### SUPPLIED ENTRIES ###

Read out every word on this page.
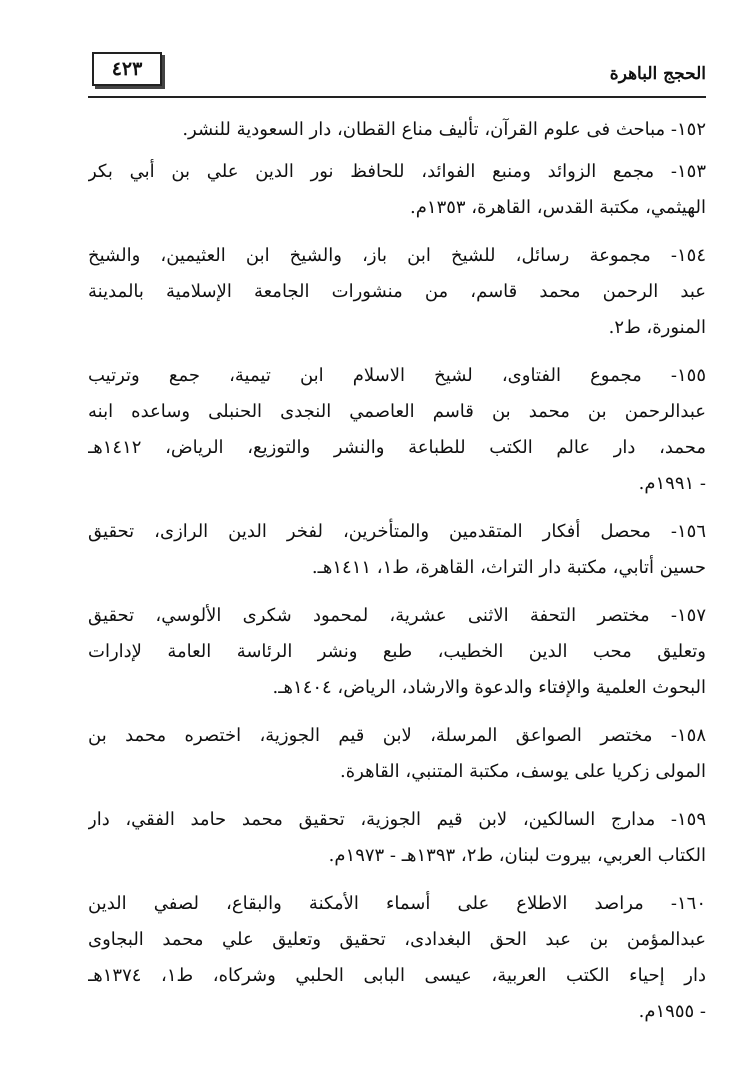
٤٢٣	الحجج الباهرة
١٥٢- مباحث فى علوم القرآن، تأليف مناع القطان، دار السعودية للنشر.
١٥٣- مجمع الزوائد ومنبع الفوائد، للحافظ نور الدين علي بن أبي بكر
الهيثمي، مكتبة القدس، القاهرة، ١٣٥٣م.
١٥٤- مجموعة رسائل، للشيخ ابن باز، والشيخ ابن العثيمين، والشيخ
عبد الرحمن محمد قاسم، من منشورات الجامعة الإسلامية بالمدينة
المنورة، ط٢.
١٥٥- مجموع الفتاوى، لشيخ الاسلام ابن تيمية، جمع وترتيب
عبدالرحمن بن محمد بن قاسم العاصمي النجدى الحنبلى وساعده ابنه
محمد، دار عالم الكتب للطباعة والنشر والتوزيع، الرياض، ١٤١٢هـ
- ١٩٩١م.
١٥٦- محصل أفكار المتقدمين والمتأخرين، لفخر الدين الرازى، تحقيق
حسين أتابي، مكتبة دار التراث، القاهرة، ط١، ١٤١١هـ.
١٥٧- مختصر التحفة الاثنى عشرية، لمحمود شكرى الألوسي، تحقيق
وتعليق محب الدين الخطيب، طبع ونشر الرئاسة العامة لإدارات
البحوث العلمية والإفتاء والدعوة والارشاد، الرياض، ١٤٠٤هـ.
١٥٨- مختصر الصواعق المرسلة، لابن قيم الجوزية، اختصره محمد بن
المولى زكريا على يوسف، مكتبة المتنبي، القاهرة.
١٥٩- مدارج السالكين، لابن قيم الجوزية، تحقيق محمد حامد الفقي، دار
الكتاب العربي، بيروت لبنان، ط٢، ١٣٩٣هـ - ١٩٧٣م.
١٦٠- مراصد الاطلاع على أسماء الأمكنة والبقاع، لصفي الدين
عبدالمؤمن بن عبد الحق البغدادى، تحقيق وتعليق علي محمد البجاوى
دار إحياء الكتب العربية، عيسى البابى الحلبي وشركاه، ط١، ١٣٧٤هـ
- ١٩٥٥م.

###

**TASK:** Transcribe the records verbatim and omit the images.

**WRITTEN RESPONSE:**
Read out every word on this page.
٤٢٣	الحجج الباهرة
١٥٢- مباحث فى علوم القرآن، تأليف مناع القطان، دار السعودية للنشر.
١٥٣- مجمع الزوائد ومنبع الفوائد، للحافظ نور الدين علي بن أبي بكر
الهيثمي، مكتبة القدس، القاهرة، ١٣٥٣م.
١٥٤- مجموعة رسائل، للشيخ ابن باز، والشيخ ابن العثيمين، والشيخ
عبد الرحمن محمد قاسم، من منشورات الجامعة الإسلامية بالمدينة
المنورة، ط٢.
١٥٥- مجموع الفتاوى، لشيخ الاسلام ابن تيمية، جمع وترتيب
عبدالرحمن بن محمد بن قاسم العاصمي النجدى الحنبلى وساعده ابنه
محمد، دار عالم الكتب للطباعة والنشر والتوزيع، الرياض، ١٤١٢هـ
- ١٩٩١م.
١٥٦- محصل أفكار المتقدمين والمتأخرين، لفخر الدين الرازى، تحقيق
حسين أتابي، مكتبة دار التراث، القاهرة، ط١، ١٤١١هـ.
١٥٧- مختصر التحفة الاثنى عشرية، لمحمود شكرى الألوسي، تحقيق
وتعليق محب الدين الخطيب، طبع ونشر الرئاسة العامة لإدارات
البحوث العلمية والإفتاء والدعوة والارشاد، الرياض، ١٤٠٤هـ.
١٥٨- مختصر الصواعق المرسلة، لابن قيم الجوزية، اختصره محمد بن
المولى زكريا على يوسف، مكتبة المتنبي، القاهرة.
١٥٩- مدارج السالكين، لابن قيم الجوزية، تحقيق محمد حامد الفقي، دار
الكتاب العربي، بيروت لبنان، ط٢، ١٣٩٣هـ - ١٩٧٣م.
١٦٠- مراصد الاطلاع على أسماء الأمكنة والبقاع، لصفي الدين
عبدالمؤمن بن عبد الحق البغدادى، تحقيق وتعليق علي محمد البجاوى
دار إحياء الكتب العربية، عيسى البابى الحلبي وشركاه، ط١، ١٣٧٤هـ
- ١٩٥٥م.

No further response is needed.